» **Provided information**

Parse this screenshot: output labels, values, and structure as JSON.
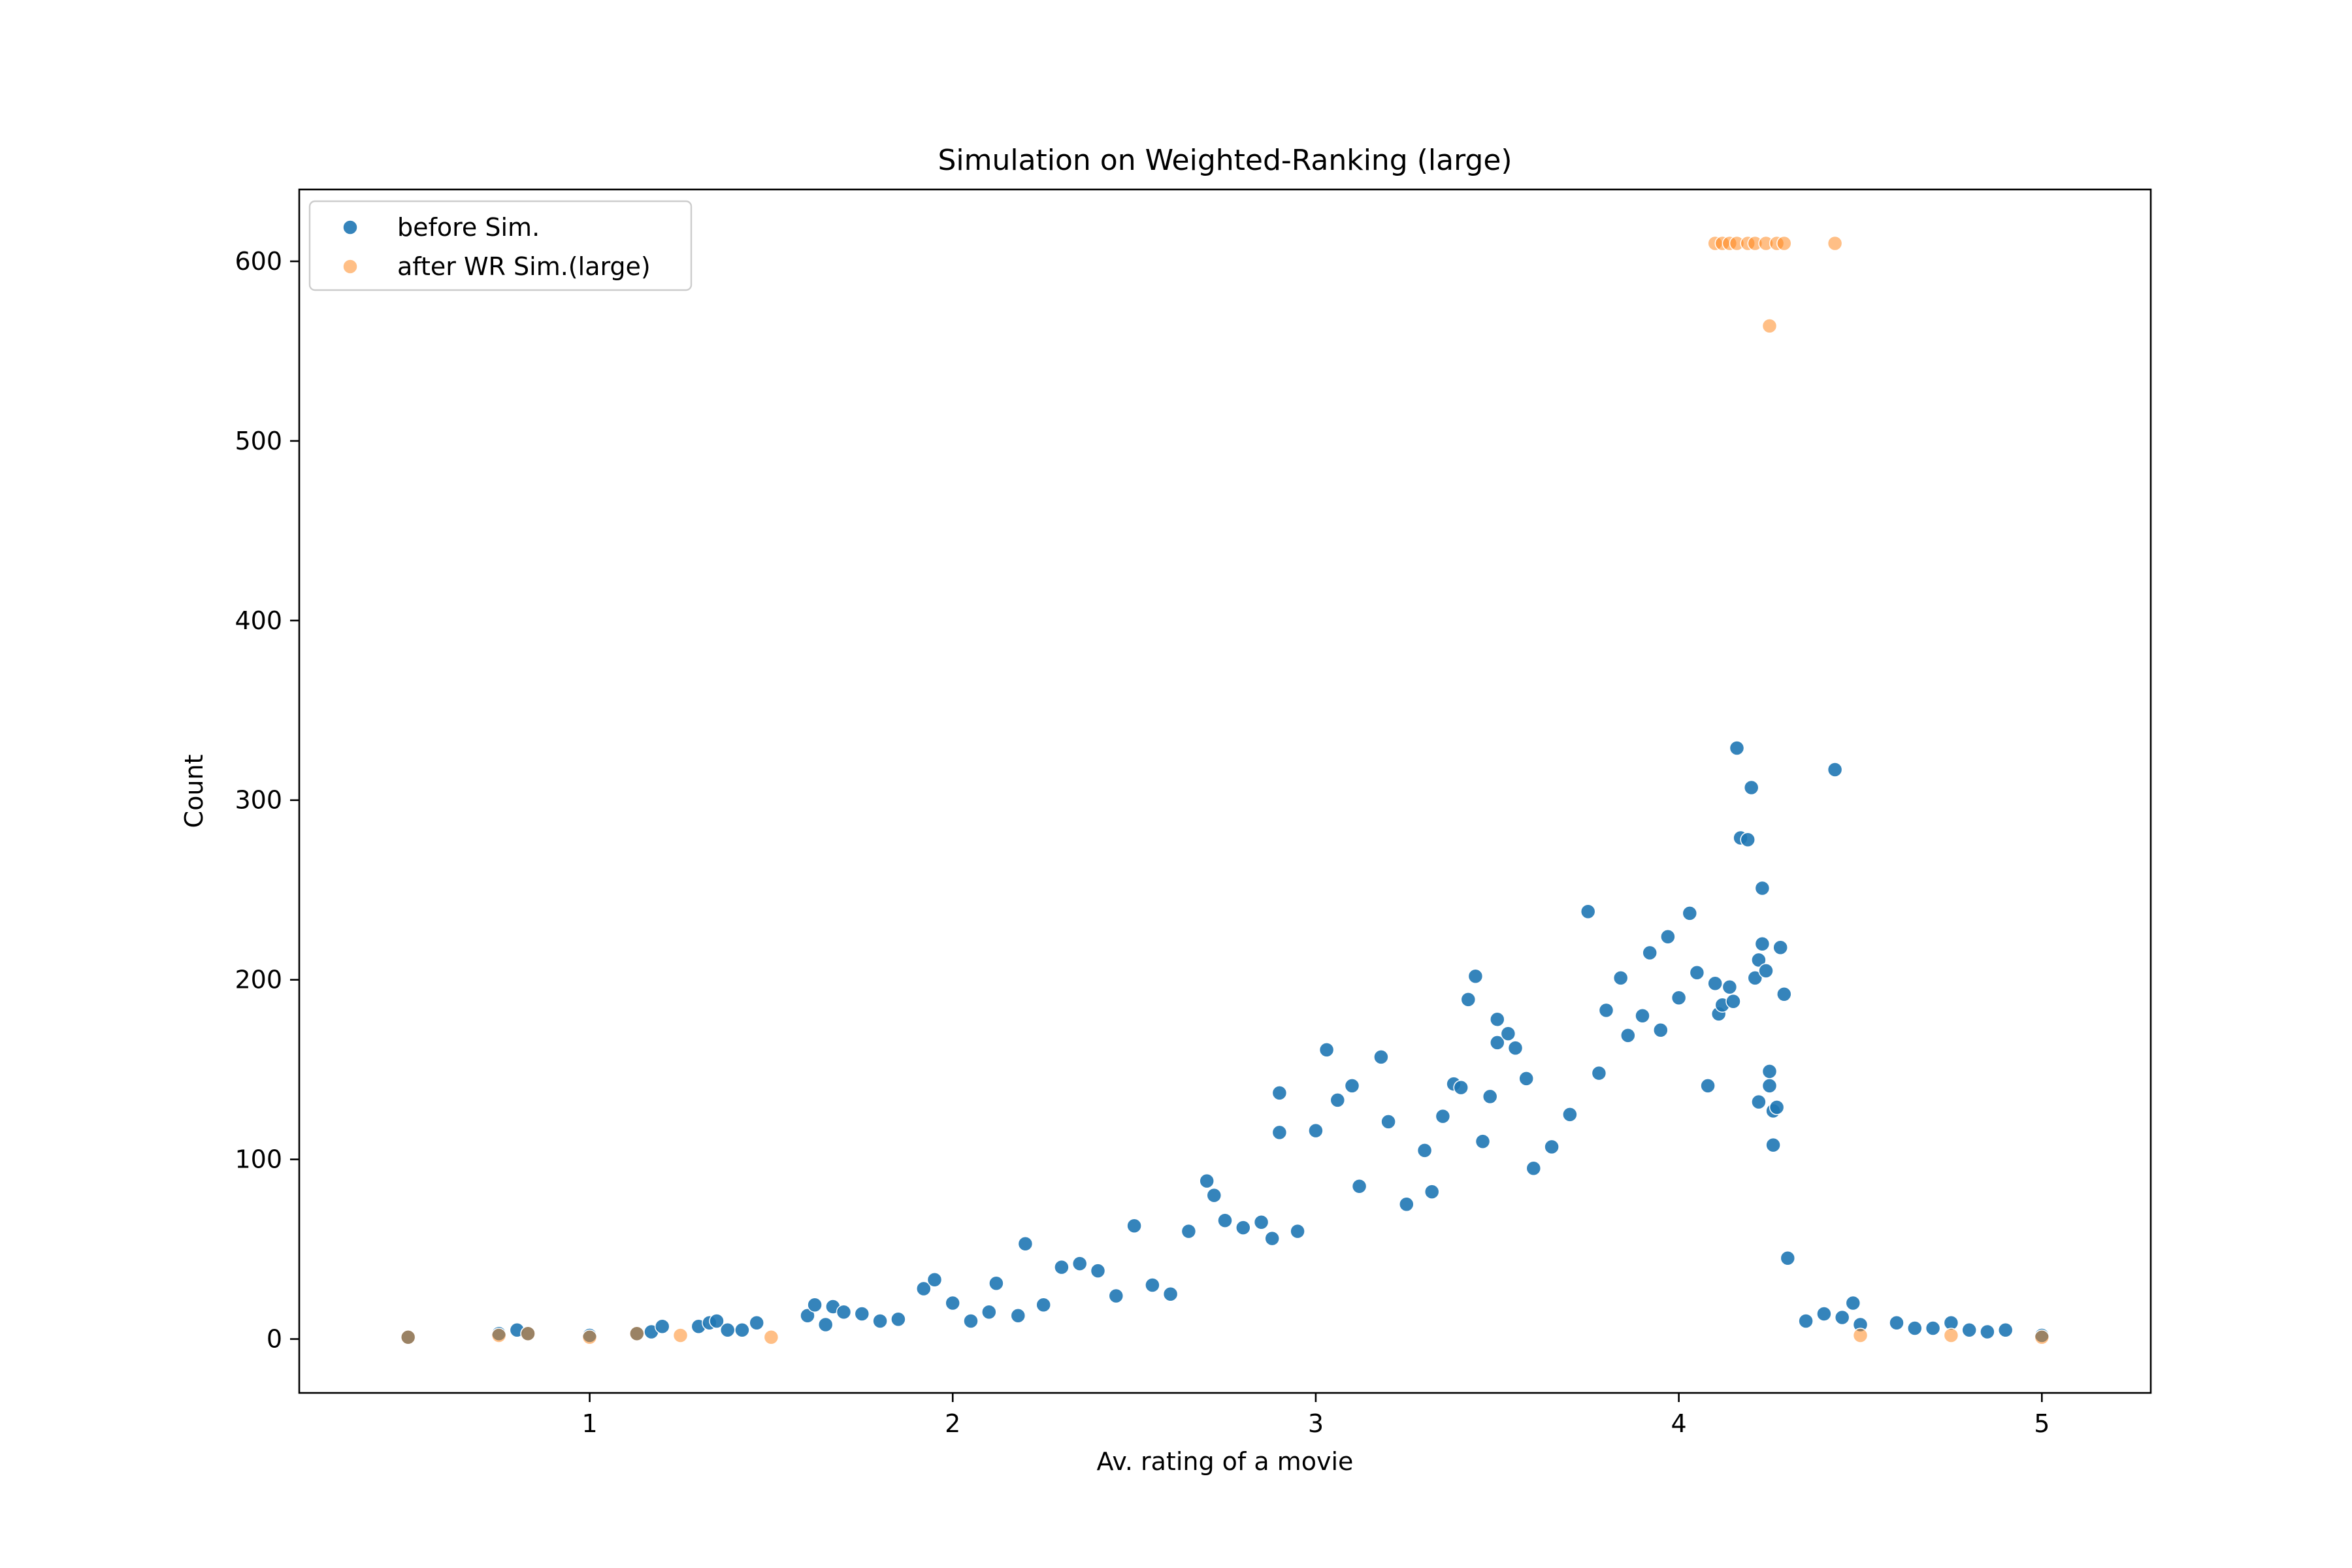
{
  "chart_data": {
    "type": "scatter",
    "title": "Simulation on Weighted-Ranking (large)",
    "xlabel": "Av. rating of a movie",
    "ylabel": "Count",
    "xlim": [
      0.2,
      5.3
    ],
    "ylim": [
      -30,
      640
    ],
    "xticks": [
      1,
      2,
      3,
      4,
      5
    ],
    "yticks": [
      0,
      100,
      200,
      300,
      400,
      500,
      600
    ],
    "grid": false,
    "legend_position": "top-left",
    "series": [
      {
        "name": "before Sim.",
        "color": "#1f77b4",
        "alpha": 0.9,
        "points": [
          [
            0.5,
            1
          ],
          [
            0.75,
            3
          ],
          [
            0.8,
            5
          ],
          [
            0.83,
            3
          ],
          [
            1.0,
            2
          ],
          [
            1.13,
            3
          ],
          [
            1.17,
            4
          ],
          [
            1.2,
            7
          ],
          [
            1.3,
            7
          ],
          [
            1.33,
            9
          ],
          [
            1.35,
            10
          ],
          [
            1.38,
            5
          ],
          [
            1.42,
            5
          ],
          [
            1.46,
            9
          ],
          [
            1.6,
            13
          ],
          [
            1.62,
            19
          ],
          [
            1.65,
            8
          ],
          [
            1.67,
            18
          ],
          [
            1.7,
            15
          ],
          [
            1.75,
            14
          ],
          [
            1.8,
            10
          ],
          [
            1.85,
            11
          ],
          [
            1.92,
            28
          ],
          [
            1.95,
            33
          ],
          [
            2.0,
            20
          ],
          [
            2.05,
            10
          ],
          [
            2.1,
            15
          ],
          [
            2.12,
            31
          ],
          [
            2.18,
            13
          ],
          [
            2.2,
            53
          ],
          [
            2.25,
            19
          ],
          [
            2.3,
            40
          ],
          [
            2.35,
            42
          ],
          [
            2.4,
            38
          ],
          [
            2.45,
            24
          ],
          [
            2.5,
            63
          ],
          [
            2.55,
            30
          ],
          [
            2.6,
            25
          ],
          [
            2.65,
            60
          ],
          [
            2.7,
            88
          ],
          [
            2.72,
            80
          ],
          [
            2.75,
            66
          ],
          [
            2.8,
            62
          ],
          [
            2.85,
            65
          ],
          [
            2.88,
            56
          ],
          [
            2.9,
            137
          ],
          [
            2.9,
            115
          ],
          [
            2.95,
            60
          ],
          [
            3.0,
            116
          ],
          [
            3.03,
            161
          ],
          [
            3.06,
            133
          ],
          [
            3.1,
            141
          ],
          [
            3.12,
            85
          ],
          [
            3.18,
            157
          ],
          [
            3.2,
            121
          ],
          [
            3.25,
            75
          ],
          [
            3.3,
            105
          ],
          [
            3.32,
            82
          ],
          [
            3.35,
            124
          ],
          [
            3.38,
            142
          ],
          [
            3.4,
            140
          ],
          [
            3.42,
            189
          ],
          [
            3.44,
            202
          ],
          [
            3.46,
            110
          ],
          [
            3.48,
            135
          ],
          [
            3.5,
            165
          ],
          [
            3.5,
            178
          ],
          [
            3.53,
            170
          ],
          [
            3.55,
            162
          ],
          [
            3.58,
            145
          ],
          [
            3.6,
            95
          ],
          [
            3.65,
            107
          ],
          [
            3.7,
            125
          ],
          [
            3.75,
            238
          ],
          [
            3.78,
            148
          ],
          [
            3.8,
            183
          ],
          [
            3.84,
            201
          ],
          [
            3.86,
            169
          ],
          [
            3.9,
            180
          ],
          [
            3.92,
            215
          ],
          [
            3.95,
            172
          ],
          [
            3.97,
            224
          ],
          [
            4.0,
            190
          ],
          [
            4.03,
            237
          ],
          [
            4.05,
            204
          ],
          [
            4.08,
            141
          ],
          [
            4.1,
            198
          ],
          [
            4.11,
            181
          ],
          [
            4.12,
            186
          ],
          [
            4.14,
            196
          ],
          [
            4.15,
            188
          ],
          [
            4.16,
            329
          ],
          [
            4.17,
            279
          ],
          [
            4.19,
            278
          ],
          [
            4.2,
            307
          ],
          [
            4.21,
            201
          ],
          [
            4.22,
            211
          ],
          [
            4.22,
            132
          ],
          [
            4.23,
            251
          ],
          [
            4.23,
            220
          ],
          [
            4.24,
            205
          ],
          [
            4.25,
            141
          ],
          [
            4.25,
            149
          ],
          [
            4.26,
            108
          ],
          [
            4.26,
            127
          ],
          [
            4.27,
            129
          ],
          [
            4.28,
            218
          ],
          [
            4.29,
            192
          ],
          [
            4.3,
            45
          ],
          [
            4.35,
            10
          ],
          [
            4.4,
            14
          ],
          [
            4.43,
            317
          ],
          [
            4.45,
            12
          ],
          [
            4.48,
            20
          ],
          [
            4.5,
            8
          ],
          [
            4.6,
            9
          ],
          [
            4.65,
            6
          ],
          [
            4.7,
            6
          ],
          [
            4.75,
            9
          ],
          [
            4.8,
            5
          ],
          [
            4.85,
            4
          ],
          [
            4.9,
            5
          ],
          [
            5.0,
            2
          ]
        ]
      },
      {
        "name": "after WR Sim.(large)",
        "color": "#ff7f0e",
        "alpha": 0.5,
        "points": [
          [
            0.5,
            1
          ],
          [
            0.75,
            2
          ],
          [
            0.83,
            3
          ],
          [
            1.0,
            1
          ],
          [
            1.13,
            3
          ],
          [
            1.25,
            2
          ],
          [
            1.5,
            1
          ],
          [
            4.1,
            610
          ],
          [
            4.12,
            610
          ],
          [
            4.14,
            610
          ],
          [
            4.16,
            610
          ],
          [
            4.19,
            610
          ],
          [
            4.21,
            610
          ],
          [
            4.24,
            610
          ],
          [
            4.27,
            610
          ],
          [
            4.29,
            610
          ],
          [
            4.43,
            610
          ],
          [
            4.25,
            564
          ],
          [
            4.5,
            2
          ],
          [
            4.75,
            2
          ],
          [
            5.0,
            1
          ]
        ]
      }
    ]
  }
}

» **The exercise**
Determine how many lines of the entries above carry the string "name", and give that number alone.

» **Exercise response**
2